- Information supplied
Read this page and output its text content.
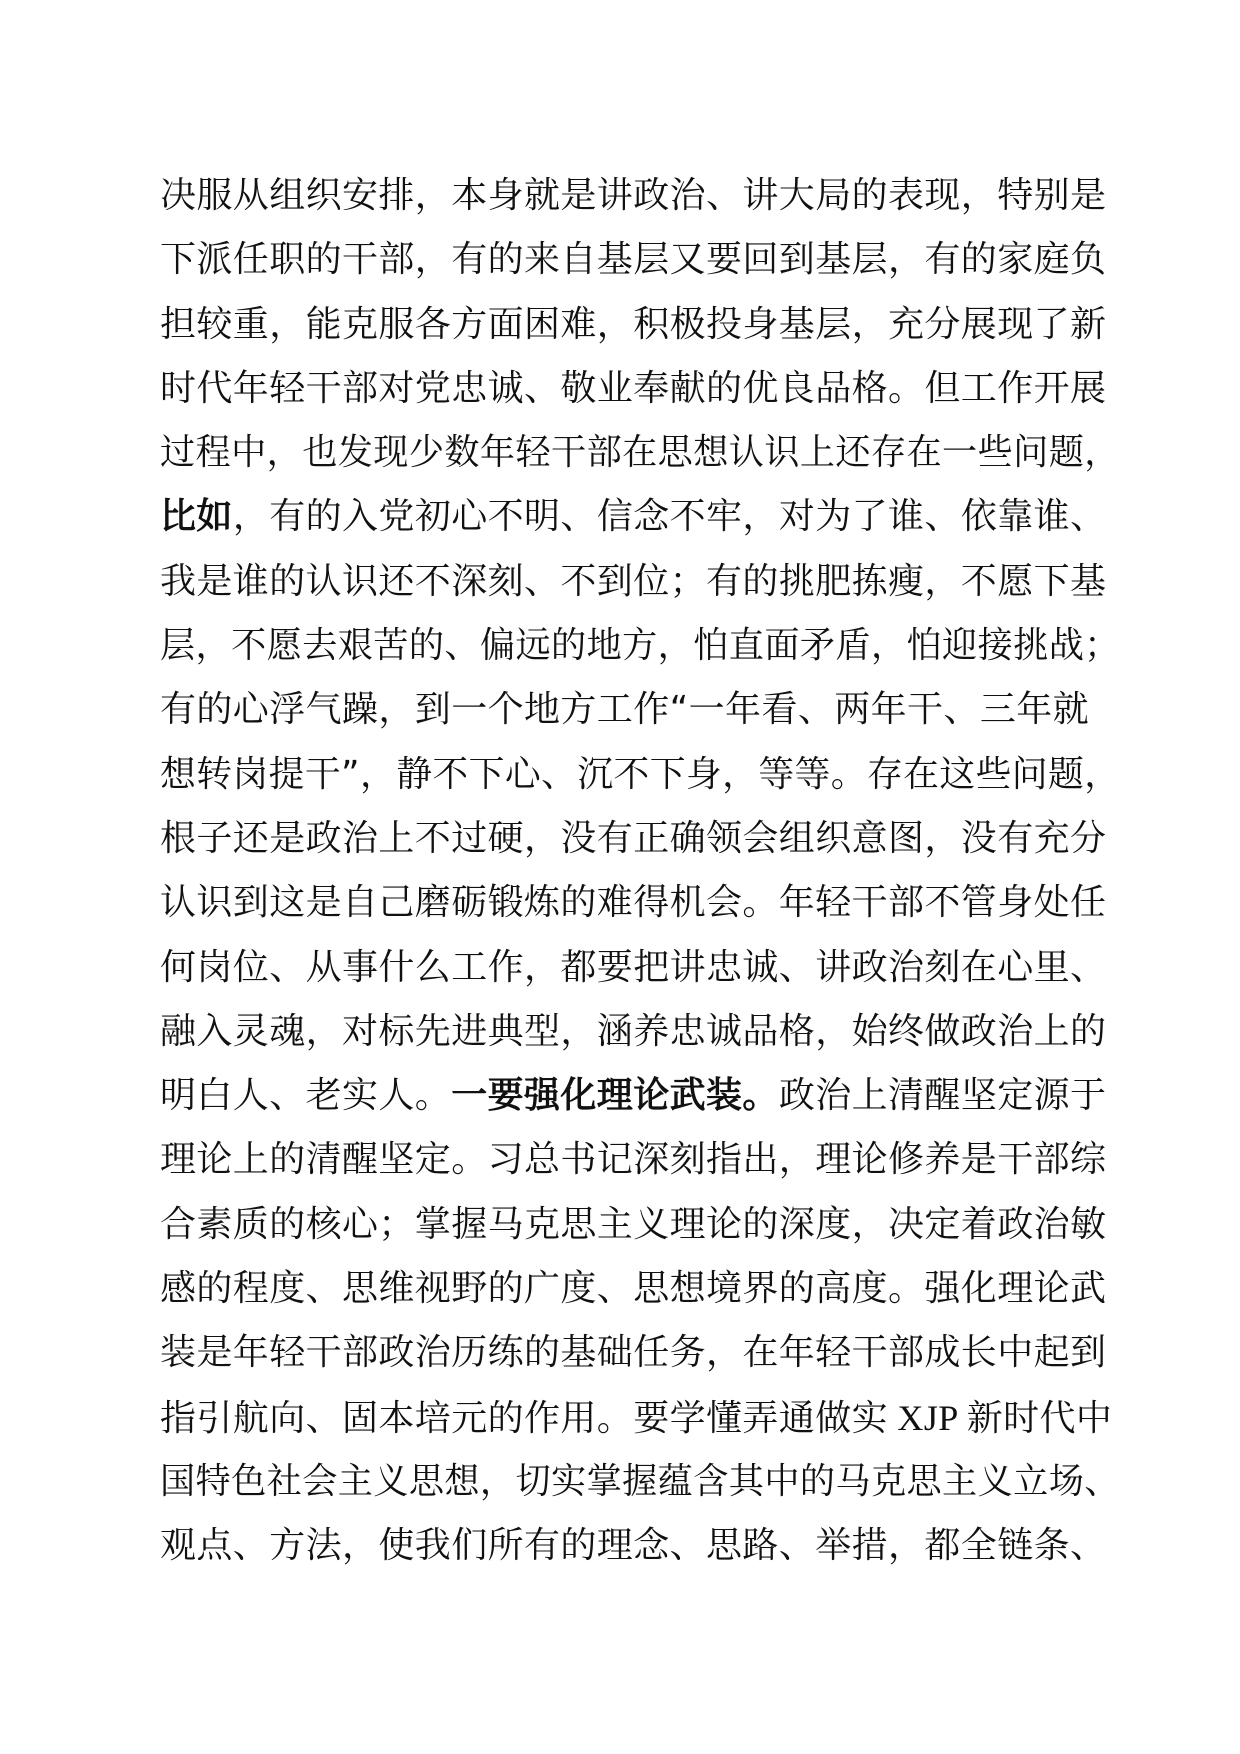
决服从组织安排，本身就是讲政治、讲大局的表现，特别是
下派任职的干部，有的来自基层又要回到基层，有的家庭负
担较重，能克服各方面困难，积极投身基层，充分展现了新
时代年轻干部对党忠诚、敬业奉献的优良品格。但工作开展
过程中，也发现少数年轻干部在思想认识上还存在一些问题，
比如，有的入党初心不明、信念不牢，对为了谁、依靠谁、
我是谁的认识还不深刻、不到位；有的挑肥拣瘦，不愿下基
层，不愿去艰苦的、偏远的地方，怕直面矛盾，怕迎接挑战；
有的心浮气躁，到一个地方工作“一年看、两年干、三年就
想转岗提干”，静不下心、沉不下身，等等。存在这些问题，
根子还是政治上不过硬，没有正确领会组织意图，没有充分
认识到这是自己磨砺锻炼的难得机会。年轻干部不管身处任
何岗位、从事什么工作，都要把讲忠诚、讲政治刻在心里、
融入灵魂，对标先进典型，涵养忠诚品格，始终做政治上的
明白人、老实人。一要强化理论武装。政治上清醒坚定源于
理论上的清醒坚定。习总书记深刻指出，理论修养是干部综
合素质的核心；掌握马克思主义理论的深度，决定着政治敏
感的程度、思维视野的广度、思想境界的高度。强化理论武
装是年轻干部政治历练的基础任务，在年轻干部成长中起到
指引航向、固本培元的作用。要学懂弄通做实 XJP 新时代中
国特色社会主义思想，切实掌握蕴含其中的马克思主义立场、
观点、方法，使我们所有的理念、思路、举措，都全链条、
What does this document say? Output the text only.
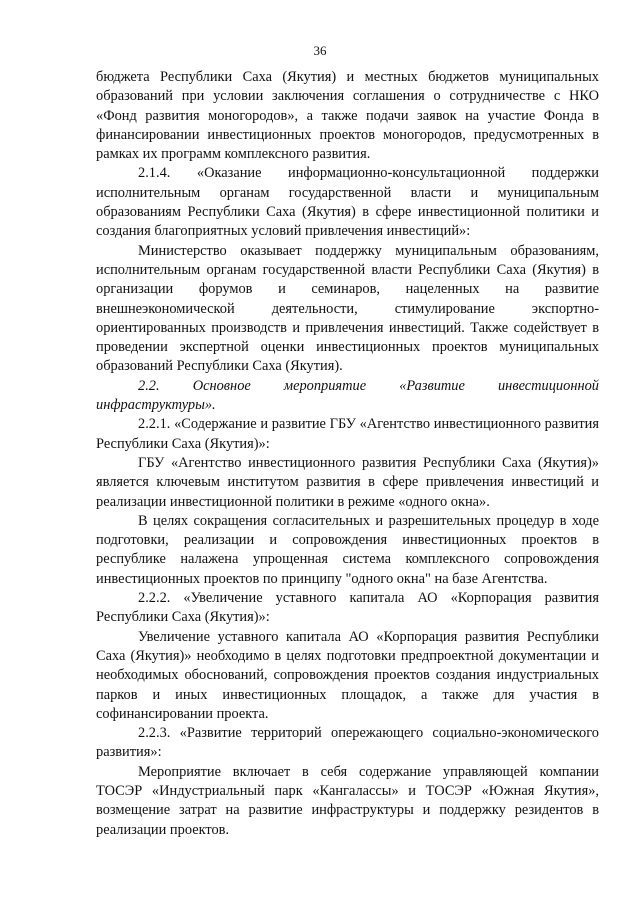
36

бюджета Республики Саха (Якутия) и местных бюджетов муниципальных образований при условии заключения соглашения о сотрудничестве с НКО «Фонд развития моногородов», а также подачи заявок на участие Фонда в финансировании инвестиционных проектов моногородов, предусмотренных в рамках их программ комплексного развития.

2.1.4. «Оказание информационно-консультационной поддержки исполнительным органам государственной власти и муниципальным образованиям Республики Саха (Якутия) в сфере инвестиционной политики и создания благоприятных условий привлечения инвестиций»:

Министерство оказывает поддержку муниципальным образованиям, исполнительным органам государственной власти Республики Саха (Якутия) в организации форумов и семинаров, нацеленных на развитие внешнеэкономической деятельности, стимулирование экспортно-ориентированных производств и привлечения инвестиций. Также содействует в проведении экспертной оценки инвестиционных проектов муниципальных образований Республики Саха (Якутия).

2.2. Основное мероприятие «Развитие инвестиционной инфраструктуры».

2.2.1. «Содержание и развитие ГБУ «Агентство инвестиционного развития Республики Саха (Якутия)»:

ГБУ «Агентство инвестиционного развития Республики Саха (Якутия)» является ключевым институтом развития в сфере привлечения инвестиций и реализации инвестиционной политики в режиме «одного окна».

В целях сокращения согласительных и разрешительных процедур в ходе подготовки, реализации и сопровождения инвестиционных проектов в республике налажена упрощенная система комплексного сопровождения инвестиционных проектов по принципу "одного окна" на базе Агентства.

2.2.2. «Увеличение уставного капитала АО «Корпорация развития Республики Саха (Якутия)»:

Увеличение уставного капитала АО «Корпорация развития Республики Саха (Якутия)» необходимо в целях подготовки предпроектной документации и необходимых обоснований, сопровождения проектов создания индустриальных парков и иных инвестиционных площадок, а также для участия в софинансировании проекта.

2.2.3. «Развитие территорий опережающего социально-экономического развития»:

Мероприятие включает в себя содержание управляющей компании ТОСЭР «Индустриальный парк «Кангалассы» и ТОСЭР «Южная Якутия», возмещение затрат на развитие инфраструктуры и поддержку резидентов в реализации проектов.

--

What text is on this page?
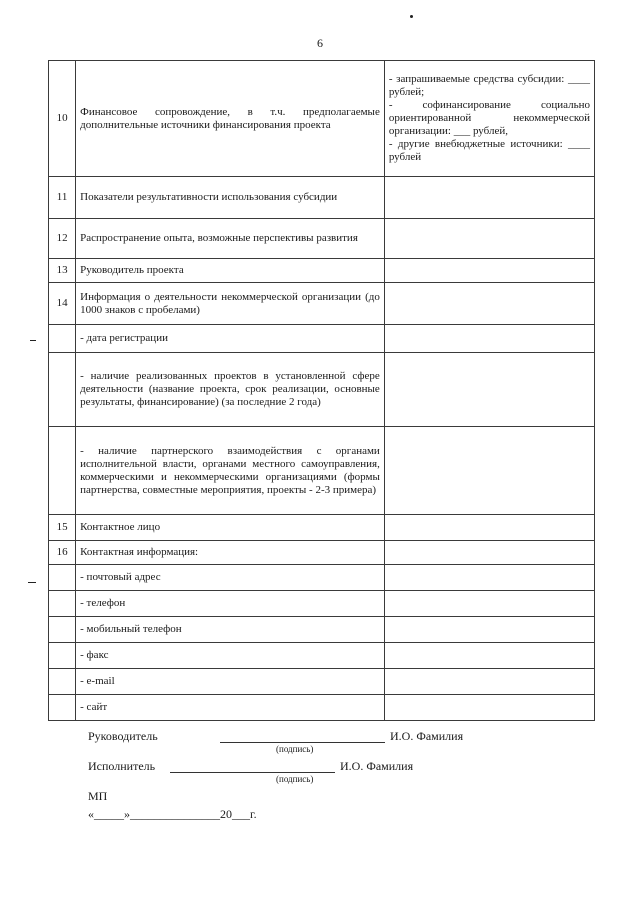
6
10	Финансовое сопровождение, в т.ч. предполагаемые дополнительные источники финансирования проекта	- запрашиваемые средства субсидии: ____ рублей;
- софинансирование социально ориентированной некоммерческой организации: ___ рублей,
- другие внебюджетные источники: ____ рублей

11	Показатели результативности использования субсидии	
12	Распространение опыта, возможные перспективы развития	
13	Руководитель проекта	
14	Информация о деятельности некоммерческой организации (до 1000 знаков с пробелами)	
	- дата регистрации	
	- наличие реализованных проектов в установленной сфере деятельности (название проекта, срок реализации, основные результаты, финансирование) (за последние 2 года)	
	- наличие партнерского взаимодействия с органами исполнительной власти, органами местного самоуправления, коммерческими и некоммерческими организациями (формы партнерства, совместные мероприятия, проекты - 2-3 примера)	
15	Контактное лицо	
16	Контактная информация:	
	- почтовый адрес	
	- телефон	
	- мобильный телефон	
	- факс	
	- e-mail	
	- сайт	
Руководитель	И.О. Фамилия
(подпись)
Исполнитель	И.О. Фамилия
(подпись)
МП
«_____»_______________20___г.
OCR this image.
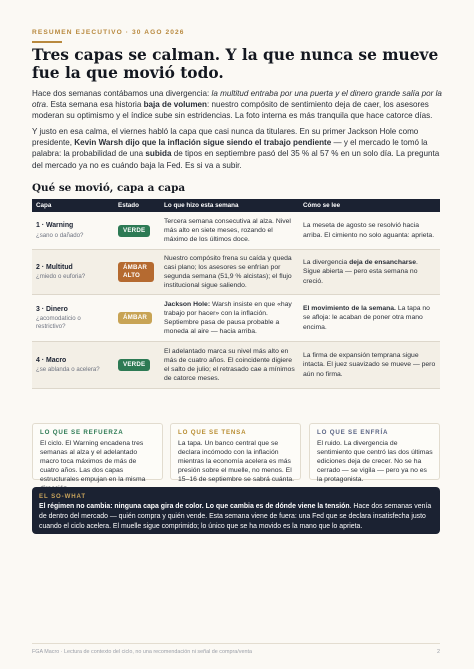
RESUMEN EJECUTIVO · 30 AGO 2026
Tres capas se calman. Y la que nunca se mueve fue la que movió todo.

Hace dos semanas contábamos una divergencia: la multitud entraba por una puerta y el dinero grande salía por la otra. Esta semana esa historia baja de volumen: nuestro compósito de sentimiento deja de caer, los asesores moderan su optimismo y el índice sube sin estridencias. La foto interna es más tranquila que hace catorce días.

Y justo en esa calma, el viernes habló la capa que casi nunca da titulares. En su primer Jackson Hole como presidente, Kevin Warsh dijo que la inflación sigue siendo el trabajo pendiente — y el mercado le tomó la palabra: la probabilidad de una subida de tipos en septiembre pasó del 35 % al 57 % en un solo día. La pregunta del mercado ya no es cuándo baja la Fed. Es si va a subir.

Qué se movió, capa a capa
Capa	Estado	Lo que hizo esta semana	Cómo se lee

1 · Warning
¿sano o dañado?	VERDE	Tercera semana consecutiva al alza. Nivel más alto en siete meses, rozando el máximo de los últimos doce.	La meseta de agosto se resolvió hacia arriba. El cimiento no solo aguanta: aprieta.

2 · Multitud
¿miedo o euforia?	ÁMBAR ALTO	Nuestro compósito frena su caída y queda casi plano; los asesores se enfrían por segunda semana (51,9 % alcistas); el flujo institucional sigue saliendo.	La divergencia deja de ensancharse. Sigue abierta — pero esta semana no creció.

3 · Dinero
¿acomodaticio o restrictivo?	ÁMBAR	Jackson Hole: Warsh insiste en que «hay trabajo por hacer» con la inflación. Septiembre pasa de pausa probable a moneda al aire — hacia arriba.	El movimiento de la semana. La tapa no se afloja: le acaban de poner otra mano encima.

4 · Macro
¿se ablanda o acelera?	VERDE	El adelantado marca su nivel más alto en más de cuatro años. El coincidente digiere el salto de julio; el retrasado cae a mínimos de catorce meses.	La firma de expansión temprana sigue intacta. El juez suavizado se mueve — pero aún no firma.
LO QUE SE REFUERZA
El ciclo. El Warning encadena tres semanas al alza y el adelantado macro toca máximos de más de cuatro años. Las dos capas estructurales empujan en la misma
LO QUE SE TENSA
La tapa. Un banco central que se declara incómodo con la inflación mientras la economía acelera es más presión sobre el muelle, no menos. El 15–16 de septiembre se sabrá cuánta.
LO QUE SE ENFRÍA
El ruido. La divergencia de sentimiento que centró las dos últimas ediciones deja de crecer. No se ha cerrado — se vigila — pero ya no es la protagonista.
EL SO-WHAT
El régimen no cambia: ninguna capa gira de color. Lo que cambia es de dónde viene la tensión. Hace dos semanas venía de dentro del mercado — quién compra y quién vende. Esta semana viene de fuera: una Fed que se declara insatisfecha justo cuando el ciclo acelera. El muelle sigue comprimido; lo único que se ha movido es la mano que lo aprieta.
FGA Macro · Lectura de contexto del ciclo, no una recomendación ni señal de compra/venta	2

==

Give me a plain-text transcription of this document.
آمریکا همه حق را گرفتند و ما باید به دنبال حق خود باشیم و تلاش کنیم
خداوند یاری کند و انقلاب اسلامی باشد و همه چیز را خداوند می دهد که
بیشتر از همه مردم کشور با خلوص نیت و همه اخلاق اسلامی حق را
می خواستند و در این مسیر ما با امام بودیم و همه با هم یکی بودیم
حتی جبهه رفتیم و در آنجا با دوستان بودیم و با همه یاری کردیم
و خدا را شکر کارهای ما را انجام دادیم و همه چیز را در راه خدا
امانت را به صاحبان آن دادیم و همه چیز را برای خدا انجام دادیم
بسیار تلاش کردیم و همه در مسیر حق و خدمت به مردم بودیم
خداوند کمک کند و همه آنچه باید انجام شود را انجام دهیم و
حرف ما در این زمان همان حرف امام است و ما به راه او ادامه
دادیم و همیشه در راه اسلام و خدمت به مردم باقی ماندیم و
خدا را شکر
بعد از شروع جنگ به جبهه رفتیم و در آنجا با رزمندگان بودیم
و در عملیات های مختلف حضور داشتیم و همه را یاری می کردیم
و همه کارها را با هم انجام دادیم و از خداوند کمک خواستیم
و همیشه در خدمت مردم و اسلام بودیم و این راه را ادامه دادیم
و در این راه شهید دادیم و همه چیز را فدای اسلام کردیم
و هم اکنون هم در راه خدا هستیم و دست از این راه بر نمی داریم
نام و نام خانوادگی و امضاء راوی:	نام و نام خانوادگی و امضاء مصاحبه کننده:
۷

- Work to complete
Report how many lines in the data contain the word "رفتیم", with no words besides the number.

- The answer
2